■ Problem requirements:
From the Wally Chalmers text, reproduce the passage from "Chalmers' best first-class" up to and including "team in 1956–57." word for word.

■ Document section:
—————
Wally Chalmers

Personal information
- Full name: Walter Rochfort Chalmers
- Born: 27 July 1934 East London, South Africa
- Died: 18 July 2011 (aged 76) Cape Town, South Africa
- Batting: Left-handed
- Bowling: Slow left-arm orthodox
- Role: Bowler

Domestic team information
- 1951/52–1959/60: Border
- 1960/61–1962/63: Orange Free State
- 1963/64: Western Province

Career statistics
| Competition | FC |
| Matches | 48 |
| Runs scored | 181 |
| Batting average | 4.89 |
| 100s/50s | 0/0 |
| Top score | 12 |
| Balls bowled | 11,912 |
| Wickets | 167 |
| Bowling average | 24.41 |
| 5 wickets in innings | 8 |
| 10 wickets in match | 0 |
| Best bowling | 6/55 |
| Catches/stumpings | 19/– |
- Source: Cricinfo, 21 April 2024

= Wally Chalmers (cricketer) =

South African cricketer (1934–2011)

Walter Rochfort Chalmers (27 July 1934 – 18 July 2011) was a South African cricketer. He played in 48 first-class matches from 1951/52 to 1963/64.

Chalmers was born in East London and educated at Dale College in King William's Town. He was a slow left-arm orthodox spin bowler who was considered one of the best spin bowlers in South Africa during the 1950s, but his chances of playing Test cricket were hampered by his lack of ability as a batsman and fielder.

Chalmers' best first-class bowling figures were 6 for 55 (match figures of 59.3–26–96–8, eight-ball overs) when Border defeated North Eastern Transvaal in the Currie Cup in 1954–55. He took 5 for 133 for Border against the touring English team in 1956–57.
—————
■ Exercise data:
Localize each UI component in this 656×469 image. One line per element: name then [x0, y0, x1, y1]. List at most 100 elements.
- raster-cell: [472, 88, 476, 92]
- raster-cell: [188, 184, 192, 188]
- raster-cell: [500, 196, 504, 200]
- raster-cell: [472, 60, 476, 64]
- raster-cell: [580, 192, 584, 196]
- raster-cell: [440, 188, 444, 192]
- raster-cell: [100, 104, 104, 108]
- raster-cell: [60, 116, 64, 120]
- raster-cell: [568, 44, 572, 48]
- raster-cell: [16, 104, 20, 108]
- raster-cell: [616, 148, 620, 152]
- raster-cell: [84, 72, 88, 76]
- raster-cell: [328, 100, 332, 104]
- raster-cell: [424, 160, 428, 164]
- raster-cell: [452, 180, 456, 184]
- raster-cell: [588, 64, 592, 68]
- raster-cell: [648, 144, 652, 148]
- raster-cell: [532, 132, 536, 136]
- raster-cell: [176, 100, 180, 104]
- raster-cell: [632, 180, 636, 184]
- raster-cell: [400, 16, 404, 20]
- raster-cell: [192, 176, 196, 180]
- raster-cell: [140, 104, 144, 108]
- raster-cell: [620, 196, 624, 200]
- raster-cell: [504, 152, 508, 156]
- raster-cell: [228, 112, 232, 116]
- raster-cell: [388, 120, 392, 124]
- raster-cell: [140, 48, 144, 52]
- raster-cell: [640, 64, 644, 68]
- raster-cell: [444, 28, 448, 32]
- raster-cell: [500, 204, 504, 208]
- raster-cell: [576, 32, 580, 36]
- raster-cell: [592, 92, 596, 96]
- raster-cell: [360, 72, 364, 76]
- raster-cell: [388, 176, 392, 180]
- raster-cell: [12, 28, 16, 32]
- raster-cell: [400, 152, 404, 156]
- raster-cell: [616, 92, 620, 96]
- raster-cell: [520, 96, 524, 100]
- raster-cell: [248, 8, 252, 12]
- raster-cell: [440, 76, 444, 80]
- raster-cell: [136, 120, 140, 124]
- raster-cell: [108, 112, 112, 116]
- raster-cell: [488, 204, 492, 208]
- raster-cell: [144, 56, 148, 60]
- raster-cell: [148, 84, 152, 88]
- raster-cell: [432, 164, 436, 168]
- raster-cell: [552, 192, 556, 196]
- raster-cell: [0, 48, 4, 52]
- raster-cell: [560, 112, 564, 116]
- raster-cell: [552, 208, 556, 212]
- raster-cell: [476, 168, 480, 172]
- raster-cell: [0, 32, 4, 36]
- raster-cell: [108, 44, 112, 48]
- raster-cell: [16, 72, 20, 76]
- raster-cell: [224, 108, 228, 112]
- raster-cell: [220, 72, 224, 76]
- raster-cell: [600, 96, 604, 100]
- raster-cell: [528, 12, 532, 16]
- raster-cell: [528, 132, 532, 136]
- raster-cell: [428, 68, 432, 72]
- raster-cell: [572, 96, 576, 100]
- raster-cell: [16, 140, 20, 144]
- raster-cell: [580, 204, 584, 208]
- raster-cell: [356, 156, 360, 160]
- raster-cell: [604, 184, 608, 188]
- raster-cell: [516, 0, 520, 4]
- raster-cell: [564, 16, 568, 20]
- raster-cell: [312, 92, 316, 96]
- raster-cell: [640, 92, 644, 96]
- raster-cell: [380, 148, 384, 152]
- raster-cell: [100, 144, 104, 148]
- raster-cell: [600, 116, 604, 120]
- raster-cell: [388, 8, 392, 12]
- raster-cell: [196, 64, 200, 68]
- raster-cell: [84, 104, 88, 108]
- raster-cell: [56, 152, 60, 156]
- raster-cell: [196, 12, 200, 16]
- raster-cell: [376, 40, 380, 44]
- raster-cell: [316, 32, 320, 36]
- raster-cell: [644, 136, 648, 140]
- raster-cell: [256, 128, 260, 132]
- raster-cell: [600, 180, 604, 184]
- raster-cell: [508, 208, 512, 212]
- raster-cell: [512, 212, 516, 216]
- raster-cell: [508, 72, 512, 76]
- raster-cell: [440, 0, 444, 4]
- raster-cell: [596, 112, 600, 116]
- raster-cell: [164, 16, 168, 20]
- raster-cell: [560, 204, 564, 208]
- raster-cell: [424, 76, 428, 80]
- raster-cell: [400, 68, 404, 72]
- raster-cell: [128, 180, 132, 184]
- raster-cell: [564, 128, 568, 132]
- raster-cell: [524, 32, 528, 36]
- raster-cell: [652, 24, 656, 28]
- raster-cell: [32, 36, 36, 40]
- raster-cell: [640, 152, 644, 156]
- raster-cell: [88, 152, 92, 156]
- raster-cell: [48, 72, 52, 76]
—————
■ Task answer:
Chalmers' best first-class bowling figures were 6 for 55 (match figures of 59.3–26–96–8, eight-ball overs) when Border defeated North Eastern Transvaal in the Currie Cup in 1954–55. He took 5 for 133 for Border against the touring English team in 1956–57.